How many lines hold the string "text"? Give only the number.

** start Data extract **

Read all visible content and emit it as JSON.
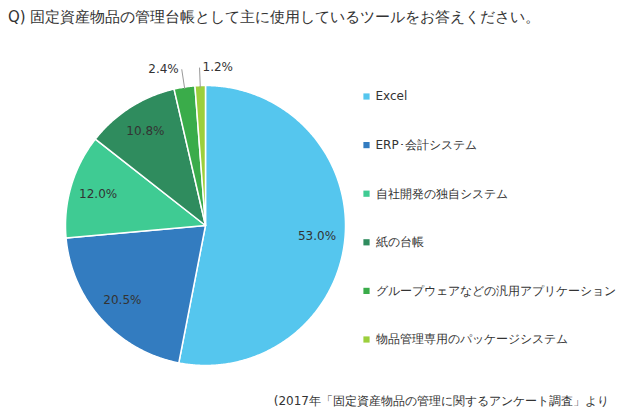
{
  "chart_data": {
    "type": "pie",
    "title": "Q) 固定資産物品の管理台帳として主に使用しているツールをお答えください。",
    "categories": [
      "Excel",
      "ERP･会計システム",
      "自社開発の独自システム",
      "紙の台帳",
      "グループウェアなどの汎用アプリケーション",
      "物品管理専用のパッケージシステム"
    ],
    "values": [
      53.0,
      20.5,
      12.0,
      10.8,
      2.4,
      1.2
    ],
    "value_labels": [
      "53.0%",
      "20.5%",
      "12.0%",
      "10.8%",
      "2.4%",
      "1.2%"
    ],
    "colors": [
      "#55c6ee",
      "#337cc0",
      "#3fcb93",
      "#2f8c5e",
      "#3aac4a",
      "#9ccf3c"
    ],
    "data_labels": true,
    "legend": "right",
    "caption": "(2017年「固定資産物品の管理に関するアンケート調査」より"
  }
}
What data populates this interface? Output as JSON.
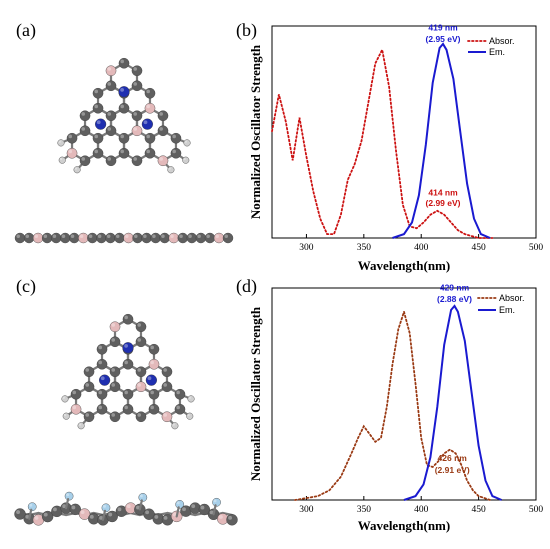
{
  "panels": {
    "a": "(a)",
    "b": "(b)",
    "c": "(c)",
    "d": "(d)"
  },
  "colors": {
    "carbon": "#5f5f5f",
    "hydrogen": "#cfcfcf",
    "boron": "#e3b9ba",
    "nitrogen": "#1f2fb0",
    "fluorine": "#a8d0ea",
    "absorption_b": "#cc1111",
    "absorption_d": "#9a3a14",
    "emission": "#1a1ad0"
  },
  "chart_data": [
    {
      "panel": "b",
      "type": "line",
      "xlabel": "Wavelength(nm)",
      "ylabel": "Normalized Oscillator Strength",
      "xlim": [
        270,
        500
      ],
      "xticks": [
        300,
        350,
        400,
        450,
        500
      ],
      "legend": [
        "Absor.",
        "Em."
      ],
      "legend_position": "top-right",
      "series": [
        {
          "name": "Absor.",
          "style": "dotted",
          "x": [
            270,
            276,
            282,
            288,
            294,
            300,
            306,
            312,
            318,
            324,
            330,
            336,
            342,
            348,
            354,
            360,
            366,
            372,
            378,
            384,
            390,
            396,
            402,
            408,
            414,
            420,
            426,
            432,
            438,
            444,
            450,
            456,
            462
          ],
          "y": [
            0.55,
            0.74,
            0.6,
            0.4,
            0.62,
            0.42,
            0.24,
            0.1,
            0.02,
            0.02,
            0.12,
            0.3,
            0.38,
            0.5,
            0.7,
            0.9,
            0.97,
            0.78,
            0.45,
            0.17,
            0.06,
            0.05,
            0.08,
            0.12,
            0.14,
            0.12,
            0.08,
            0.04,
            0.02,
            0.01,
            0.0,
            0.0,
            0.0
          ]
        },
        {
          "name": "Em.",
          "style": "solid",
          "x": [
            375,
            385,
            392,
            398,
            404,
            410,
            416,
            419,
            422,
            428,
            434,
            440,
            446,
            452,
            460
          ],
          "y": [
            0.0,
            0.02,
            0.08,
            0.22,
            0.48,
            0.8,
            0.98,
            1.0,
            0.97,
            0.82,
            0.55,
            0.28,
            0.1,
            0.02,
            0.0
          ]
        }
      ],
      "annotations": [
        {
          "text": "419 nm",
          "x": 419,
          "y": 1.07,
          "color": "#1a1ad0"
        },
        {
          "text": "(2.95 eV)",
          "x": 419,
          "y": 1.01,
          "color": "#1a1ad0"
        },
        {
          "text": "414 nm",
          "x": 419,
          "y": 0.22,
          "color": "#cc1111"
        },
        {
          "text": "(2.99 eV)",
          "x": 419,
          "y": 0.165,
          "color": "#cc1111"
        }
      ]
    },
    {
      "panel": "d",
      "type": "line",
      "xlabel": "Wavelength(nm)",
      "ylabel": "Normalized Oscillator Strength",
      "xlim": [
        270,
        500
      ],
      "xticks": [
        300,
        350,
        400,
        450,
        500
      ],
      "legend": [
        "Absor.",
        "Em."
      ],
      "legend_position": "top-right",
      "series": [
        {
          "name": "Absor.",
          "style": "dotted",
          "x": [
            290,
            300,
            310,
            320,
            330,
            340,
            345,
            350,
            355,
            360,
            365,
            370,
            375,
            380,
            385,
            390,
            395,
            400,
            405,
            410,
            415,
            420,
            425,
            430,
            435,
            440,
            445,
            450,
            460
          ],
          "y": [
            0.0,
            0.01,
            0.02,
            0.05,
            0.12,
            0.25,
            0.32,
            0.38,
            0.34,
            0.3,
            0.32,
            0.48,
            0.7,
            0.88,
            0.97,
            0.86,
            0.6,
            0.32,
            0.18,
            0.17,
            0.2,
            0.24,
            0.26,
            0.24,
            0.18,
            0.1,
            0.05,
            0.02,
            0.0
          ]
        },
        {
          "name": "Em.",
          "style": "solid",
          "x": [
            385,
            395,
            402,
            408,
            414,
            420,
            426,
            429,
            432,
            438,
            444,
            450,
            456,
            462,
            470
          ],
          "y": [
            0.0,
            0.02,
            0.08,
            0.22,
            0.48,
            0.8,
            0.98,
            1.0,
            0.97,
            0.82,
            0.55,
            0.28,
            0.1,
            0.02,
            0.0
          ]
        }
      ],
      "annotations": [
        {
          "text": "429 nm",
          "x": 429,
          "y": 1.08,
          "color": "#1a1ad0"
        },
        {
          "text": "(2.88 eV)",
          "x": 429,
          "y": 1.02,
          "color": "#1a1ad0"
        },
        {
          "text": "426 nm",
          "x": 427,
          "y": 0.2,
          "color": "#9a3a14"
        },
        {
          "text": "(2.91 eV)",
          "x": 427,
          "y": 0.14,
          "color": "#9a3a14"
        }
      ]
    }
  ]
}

** end Data extract **

#### Answer to this exercise:
8